#### Dataset records

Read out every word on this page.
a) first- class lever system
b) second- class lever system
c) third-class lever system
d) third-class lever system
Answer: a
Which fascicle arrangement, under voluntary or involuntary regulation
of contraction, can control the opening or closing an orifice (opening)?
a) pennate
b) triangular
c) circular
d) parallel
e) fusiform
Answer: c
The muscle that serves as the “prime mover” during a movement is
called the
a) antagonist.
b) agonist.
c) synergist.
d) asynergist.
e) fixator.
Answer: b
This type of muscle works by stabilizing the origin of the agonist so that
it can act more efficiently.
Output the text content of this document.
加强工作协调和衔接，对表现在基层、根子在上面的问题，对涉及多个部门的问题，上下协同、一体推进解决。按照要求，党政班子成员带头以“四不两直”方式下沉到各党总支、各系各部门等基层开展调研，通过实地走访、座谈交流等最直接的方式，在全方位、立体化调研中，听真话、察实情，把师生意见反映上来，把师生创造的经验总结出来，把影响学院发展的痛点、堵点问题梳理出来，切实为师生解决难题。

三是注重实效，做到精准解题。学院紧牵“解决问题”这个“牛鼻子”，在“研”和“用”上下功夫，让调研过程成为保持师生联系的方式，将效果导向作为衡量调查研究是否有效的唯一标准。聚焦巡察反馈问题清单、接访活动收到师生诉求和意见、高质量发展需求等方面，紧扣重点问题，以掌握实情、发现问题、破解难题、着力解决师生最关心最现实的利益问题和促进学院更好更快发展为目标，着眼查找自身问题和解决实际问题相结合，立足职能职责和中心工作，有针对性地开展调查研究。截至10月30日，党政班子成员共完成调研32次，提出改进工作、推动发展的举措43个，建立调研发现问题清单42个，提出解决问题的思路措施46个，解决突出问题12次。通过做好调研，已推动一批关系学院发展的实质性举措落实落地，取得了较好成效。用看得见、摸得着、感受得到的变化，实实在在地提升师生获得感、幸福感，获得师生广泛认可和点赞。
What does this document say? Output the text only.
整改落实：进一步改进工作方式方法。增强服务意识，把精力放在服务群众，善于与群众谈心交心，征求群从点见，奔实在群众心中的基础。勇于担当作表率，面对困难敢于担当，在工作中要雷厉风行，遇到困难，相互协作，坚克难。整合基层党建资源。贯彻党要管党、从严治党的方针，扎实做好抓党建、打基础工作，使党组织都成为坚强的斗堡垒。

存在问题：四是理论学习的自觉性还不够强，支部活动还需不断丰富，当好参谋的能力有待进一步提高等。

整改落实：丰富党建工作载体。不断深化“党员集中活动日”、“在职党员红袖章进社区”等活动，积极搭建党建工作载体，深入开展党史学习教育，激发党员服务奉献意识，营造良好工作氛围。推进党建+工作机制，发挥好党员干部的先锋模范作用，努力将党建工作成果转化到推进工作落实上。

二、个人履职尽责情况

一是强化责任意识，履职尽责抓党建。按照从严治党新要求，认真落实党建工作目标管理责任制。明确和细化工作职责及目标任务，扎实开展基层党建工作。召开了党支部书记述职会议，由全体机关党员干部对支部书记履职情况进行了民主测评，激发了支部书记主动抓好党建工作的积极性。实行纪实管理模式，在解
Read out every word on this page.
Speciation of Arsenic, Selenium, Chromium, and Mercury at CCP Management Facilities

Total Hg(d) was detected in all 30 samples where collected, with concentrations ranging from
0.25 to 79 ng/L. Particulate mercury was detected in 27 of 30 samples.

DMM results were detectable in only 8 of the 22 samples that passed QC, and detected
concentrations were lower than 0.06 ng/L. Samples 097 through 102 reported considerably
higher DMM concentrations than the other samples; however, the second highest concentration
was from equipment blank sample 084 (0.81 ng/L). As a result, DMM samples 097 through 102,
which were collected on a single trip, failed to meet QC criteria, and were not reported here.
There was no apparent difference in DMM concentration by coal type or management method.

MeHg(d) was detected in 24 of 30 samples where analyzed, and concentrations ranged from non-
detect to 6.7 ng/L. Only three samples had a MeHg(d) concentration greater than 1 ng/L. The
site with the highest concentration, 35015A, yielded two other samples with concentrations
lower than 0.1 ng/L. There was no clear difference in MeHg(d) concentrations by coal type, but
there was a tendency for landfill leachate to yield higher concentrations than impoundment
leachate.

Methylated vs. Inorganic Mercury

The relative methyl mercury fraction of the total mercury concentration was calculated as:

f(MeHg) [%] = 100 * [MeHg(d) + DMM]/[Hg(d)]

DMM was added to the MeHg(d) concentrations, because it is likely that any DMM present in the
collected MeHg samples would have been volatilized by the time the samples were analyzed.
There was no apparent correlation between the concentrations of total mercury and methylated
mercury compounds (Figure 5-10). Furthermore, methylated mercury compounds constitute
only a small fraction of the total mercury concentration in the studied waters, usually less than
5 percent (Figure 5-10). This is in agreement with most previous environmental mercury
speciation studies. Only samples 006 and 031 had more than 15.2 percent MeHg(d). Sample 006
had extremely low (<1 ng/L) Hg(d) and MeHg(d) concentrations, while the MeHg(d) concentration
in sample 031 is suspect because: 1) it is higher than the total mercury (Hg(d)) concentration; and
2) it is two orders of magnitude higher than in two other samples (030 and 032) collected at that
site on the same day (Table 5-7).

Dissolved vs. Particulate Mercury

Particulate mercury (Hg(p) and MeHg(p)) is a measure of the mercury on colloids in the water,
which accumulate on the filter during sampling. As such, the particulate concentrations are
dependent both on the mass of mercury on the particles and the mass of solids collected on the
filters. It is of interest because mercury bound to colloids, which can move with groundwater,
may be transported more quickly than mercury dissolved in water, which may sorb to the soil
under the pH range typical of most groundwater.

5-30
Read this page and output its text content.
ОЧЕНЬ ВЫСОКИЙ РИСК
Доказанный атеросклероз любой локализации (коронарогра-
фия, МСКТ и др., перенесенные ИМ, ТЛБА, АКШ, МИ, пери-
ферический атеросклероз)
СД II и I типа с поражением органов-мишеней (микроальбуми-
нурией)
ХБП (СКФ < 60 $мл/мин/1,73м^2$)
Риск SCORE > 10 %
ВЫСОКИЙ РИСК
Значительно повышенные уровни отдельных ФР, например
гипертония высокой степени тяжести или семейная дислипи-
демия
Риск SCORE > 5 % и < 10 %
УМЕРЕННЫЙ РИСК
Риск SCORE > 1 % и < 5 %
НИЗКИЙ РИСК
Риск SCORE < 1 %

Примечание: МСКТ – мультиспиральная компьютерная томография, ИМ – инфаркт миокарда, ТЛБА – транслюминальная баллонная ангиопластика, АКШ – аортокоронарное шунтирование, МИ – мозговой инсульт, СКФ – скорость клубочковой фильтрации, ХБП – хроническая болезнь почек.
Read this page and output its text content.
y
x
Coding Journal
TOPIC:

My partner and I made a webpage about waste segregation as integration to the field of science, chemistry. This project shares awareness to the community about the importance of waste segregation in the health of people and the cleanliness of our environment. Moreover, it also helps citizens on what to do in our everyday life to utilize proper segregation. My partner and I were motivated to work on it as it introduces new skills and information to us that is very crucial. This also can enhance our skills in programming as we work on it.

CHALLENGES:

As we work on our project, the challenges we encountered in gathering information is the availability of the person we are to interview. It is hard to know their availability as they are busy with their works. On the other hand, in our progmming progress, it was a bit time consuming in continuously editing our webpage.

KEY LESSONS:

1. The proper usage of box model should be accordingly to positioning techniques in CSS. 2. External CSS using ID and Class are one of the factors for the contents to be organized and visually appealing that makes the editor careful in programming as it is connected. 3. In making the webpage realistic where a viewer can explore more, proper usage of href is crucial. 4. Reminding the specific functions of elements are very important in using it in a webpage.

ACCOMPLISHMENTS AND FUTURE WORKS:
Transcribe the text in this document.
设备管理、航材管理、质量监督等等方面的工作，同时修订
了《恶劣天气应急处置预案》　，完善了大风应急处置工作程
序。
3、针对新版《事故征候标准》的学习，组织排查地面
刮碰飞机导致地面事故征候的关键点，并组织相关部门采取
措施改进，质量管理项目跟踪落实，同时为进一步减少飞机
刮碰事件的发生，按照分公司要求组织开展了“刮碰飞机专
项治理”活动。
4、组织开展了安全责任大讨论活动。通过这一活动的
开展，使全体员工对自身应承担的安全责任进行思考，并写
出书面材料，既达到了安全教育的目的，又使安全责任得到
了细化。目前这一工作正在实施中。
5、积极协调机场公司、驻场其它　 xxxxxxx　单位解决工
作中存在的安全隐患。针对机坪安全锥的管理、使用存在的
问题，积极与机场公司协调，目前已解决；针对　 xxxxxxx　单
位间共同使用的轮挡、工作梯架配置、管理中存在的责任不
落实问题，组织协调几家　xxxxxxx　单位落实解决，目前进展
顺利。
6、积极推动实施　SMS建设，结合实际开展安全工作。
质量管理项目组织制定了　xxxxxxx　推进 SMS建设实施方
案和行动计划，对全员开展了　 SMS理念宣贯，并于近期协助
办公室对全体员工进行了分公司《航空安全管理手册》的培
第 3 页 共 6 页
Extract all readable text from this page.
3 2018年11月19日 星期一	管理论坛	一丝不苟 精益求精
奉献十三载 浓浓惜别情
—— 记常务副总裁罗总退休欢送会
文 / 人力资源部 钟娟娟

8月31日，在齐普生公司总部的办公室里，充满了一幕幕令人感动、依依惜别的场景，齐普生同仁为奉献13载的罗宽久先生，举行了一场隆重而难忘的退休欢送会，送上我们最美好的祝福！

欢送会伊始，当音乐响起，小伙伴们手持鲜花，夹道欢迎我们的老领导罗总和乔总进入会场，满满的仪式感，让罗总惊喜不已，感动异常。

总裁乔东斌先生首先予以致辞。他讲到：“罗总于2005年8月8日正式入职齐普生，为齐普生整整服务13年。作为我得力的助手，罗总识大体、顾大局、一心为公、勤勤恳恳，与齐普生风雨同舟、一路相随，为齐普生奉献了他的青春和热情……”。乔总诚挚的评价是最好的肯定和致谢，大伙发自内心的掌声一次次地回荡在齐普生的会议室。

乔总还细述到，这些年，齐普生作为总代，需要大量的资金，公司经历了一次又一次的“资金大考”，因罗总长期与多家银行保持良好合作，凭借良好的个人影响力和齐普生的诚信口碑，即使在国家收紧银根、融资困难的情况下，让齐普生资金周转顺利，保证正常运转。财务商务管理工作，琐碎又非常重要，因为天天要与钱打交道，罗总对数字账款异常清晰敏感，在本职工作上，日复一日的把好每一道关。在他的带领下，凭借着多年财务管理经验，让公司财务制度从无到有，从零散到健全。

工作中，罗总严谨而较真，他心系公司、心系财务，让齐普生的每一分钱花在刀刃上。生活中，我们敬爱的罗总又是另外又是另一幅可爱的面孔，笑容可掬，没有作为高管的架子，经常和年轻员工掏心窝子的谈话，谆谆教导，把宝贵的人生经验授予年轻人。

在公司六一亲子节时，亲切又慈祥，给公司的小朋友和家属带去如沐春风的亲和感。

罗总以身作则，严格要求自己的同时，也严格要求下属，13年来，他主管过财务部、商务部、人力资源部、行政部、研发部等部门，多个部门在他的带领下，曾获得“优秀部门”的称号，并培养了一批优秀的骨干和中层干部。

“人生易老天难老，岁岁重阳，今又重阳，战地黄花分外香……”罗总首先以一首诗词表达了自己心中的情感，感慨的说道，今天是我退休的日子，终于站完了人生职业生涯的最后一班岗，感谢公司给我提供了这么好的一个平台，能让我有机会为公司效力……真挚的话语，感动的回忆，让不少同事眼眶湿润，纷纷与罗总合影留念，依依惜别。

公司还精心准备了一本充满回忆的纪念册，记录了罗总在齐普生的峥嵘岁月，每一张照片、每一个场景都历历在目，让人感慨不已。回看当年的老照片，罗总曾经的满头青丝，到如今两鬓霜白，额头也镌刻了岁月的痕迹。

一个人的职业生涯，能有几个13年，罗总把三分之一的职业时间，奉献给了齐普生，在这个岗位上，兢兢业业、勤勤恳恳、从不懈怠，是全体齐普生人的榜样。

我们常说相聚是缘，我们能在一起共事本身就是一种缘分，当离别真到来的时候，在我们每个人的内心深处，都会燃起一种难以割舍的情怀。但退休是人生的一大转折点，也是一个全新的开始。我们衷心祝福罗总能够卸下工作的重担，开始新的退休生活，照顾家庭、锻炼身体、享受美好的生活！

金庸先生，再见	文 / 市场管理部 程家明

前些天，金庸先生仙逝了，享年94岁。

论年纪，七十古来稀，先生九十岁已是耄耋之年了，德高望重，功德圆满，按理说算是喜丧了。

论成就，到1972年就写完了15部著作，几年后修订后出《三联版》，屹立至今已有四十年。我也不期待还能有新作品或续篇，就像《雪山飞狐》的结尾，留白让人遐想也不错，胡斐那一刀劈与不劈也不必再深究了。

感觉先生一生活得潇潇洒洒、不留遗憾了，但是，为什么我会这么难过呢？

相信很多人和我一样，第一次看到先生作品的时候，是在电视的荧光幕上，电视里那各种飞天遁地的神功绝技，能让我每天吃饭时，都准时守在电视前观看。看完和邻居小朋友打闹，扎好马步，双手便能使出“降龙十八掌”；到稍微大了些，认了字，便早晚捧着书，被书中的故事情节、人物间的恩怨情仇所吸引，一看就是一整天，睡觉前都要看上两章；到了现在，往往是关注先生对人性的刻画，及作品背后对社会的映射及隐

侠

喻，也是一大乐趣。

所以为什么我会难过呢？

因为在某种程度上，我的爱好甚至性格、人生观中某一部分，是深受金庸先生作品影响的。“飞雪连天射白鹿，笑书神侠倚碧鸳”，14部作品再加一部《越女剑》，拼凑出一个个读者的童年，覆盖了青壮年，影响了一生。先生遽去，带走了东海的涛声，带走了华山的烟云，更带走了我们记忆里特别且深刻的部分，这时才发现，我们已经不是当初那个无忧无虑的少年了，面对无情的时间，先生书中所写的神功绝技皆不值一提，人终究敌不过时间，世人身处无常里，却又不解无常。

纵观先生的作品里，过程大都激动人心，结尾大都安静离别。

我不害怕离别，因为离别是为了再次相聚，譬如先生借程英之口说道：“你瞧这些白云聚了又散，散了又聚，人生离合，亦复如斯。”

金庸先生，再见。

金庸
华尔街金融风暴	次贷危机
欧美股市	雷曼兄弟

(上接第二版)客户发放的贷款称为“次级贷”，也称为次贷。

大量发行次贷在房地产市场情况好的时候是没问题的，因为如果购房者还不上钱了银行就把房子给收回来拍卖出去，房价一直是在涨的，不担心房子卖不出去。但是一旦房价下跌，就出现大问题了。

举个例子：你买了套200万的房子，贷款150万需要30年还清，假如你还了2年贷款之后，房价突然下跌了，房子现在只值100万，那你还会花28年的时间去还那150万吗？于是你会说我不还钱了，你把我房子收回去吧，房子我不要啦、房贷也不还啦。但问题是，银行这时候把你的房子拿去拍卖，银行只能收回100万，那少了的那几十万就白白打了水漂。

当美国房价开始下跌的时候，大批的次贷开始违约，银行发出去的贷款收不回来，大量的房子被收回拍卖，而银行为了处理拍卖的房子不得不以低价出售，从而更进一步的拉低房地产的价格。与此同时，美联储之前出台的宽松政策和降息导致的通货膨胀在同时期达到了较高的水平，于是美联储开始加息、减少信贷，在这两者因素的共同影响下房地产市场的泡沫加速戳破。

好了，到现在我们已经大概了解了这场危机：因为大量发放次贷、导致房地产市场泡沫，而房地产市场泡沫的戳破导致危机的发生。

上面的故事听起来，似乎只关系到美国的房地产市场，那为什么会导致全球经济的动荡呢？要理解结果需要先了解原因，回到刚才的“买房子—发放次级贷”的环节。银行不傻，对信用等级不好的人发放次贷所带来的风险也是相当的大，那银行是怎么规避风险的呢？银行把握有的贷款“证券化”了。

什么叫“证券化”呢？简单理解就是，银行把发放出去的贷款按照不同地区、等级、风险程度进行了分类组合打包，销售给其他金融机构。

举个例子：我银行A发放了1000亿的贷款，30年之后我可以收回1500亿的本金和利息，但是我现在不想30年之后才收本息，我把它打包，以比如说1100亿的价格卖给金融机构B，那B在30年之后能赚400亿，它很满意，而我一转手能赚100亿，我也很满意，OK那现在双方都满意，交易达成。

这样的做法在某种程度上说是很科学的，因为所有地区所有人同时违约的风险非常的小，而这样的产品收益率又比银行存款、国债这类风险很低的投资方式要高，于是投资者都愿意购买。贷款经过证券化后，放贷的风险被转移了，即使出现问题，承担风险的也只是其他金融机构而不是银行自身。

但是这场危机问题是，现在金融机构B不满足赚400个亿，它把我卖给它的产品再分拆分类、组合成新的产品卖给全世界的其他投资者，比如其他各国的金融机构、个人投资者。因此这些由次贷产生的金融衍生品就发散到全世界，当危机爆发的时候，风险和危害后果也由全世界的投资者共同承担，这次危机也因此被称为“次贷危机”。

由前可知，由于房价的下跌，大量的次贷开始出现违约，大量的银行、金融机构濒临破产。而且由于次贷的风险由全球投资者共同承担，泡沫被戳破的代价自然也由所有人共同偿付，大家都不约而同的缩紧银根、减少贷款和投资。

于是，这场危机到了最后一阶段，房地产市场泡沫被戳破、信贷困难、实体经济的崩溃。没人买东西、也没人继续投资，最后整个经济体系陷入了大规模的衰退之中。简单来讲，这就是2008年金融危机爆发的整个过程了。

########

◆ Directions: Of the lines above, how many hold the string "SCORE"? Answer with only the number.

◆ Final answer: 4